**INPUT DATA:**
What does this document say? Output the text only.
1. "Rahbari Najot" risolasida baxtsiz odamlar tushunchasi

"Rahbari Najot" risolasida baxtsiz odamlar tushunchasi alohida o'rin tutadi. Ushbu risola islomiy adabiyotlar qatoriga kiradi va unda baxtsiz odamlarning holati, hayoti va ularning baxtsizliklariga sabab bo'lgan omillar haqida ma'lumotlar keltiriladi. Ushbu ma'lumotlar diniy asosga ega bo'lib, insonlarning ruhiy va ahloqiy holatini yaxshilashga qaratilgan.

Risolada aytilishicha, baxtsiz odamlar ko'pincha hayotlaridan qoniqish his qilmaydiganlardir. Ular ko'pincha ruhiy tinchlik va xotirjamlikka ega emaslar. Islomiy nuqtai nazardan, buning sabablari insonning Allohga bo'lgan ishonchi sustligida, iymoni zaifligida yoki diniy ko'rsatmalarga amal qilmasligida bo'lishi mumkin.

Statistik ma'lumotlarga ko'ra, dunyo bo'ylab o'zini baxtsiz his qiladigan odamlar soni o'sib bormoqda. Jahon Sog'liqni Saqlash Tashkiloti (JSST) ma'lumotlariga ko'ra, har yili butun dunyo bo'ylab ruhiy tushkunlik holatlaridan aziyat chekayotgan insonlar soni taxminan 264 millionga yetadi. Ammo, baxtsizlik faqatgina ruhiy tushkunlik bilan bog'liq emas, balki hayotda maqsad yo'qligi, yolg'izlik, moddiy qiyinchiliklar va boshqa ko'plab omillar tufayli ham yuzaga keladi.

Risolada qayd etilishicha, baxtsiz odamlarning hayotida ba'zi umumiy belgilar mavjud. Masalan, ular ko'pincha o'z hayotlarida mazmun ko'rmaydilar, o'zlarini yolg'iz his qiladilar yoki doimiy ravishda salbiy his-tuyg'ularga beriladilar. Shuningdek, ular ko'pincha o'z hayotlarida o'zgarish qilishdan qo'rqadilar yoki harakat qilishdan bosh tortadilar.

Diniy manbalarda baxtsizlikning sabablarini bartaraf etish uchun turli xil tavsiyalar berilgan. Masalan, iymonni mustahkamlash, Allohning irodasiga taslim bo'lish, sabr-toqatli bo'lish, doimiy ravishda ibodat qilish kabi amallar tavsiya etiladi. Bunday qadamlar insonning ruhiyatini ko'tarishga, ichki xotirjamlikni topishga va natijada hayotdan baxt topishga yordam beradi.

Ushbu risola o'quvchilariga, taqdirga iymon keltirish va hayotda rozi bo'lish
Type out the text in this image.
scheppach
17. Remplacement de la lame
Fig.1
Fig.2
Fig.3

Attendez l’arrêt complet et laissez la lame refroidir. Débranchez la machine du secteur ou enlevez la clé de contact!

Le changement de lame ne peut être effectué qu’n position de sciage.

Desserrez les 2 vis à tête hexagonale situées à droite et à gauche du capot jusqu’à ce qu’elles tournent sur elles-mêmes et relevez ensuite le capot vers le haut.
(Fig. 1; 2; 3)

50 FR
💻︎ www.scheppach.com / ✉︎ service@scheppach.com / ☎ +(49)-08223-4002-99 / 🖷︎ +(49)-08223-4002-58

**GOAL OF THE EXERCISE:** List each line in the listing that contains the string "insonning".

**EXERCISE SOLUTION:**
Risolada aytilishicha, baxtsiz odamlar ko'pincha hayotlaridan qoniqish his qilmaydiganlardir. Ular ko'pincha ruhiy tinchlik va xotirjamlikka ega emaslar. Islomiy nuqtai nazardan, buning sabablari insonning Allohga bo'lgan ishonchi sustligida, iymoni zaifligida yoki diniy ko'rsatmalarga amal qilmasligida bo'lishi mumkin.
Diniy manbalarda baxtsizlikning sabablarini bartaraf etish uchun turli xil tavsiyalar berilgan. Masalan, iymonni mustahkamlash, Allohning irodasiga taslim bo'lish, sabr-toqatli bo'lish, doimiy ravishda ibodat qilish kabi amallar tavsiya etiladi. Bunday qadamlar insonning ruhiyatini ko'tarishga, ichki xotirjamlikni topishga va natijada hayotdan baxt topishga yordam beradi.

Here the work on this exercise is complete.